WORK TO BE COMPLETED - Tally every line of the listing where the string "name" is found, and state the total alone.
═════ DATA SECTION ═════
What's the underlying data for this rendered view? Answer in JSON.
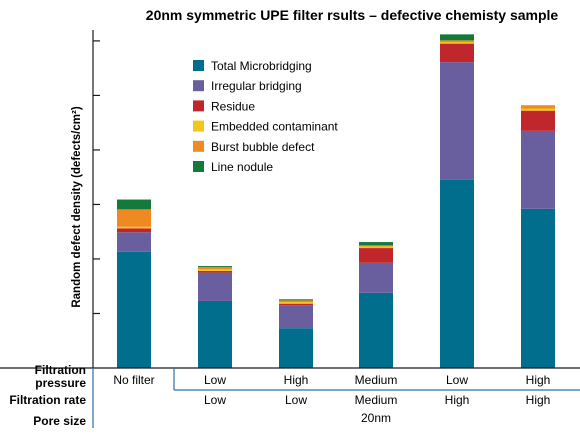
{
  "chart_data": {
    "type": "bar",
    "title": "20nm symmetric UPE filter rsults – defective chemisty sample",
    "ylabel": "Random defect density (defects/cm²)",
    "stacked": true,
    "ylim": [
      0,
      6.2
    ],
    "grid": false,
    "legend_position": "top-center",
    "series": [
      {
        "name": "Total Microbridging",
        "color": "#006e8c",
        "values": [
          2.13,
          1.23,
          0.73,
          1.38,
          3.45,
          2.92
        ]
      },
      {
        "name": "Irregular bridging",
        "color": "#6a5f9e",
        "values": [
          0.36,
          0.52,
          0.42,
          0.55,
          2.16,
          1.43
        ]
      },
      {
        "name": "Residue",
        "color": "#c0272d",
        "values": [
          0.07,
          0.03,
          0.03,
          0.27,
          0.34,
          0.37
        ]
      },
      {
        "name": "Embedded contaminant",
        "color": "#f6c51b",
        "values": [
          0.03,
          0.03,
          0.03,
          0.03,
          0.03,
          0.04
        ]
      },
      {
        "name": "Burst bubble defect",
        "color": "#ef8a23",
        "values": [
          0.32,
          0.04,
          0.03,
          0.02,
          0.03,
          0.06
        ]
      },
      {
        "name": "Line nodule",
        "color": "#137a3c",
        "values": [
          0.18,
          0.02,
          0.02,
          0.06,
          0.11,
          0.0
        ]
      }
    ],
    "table": {
      "rows": [
        {
          "label_lines": [
            "Filtration",
            "pressure"
          ],
          "cells": [
            "No filter",
            "Low",
            "High",
            "Medium",
            "Low",
            "High"
          ]
        },
        {
          "label_lines": [
            "Filtration rate"
          ],
          "cells": [
            "",
            "Low",
            "Low",
            "Medium",
            "High",
            "High"
          ]
        },
        {
          "label_lines": [
            "Pore size"
          ],
          "cells": [
            "",
            "",
            "",
            "20nm",
            "",
            ""
          ]
        }
      ]
    }
  },
  "colors": {
    "axis": "#1a1a1a",
    "table_line": "#2a6fa8"
  }
}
═════
TASK RESULT - 6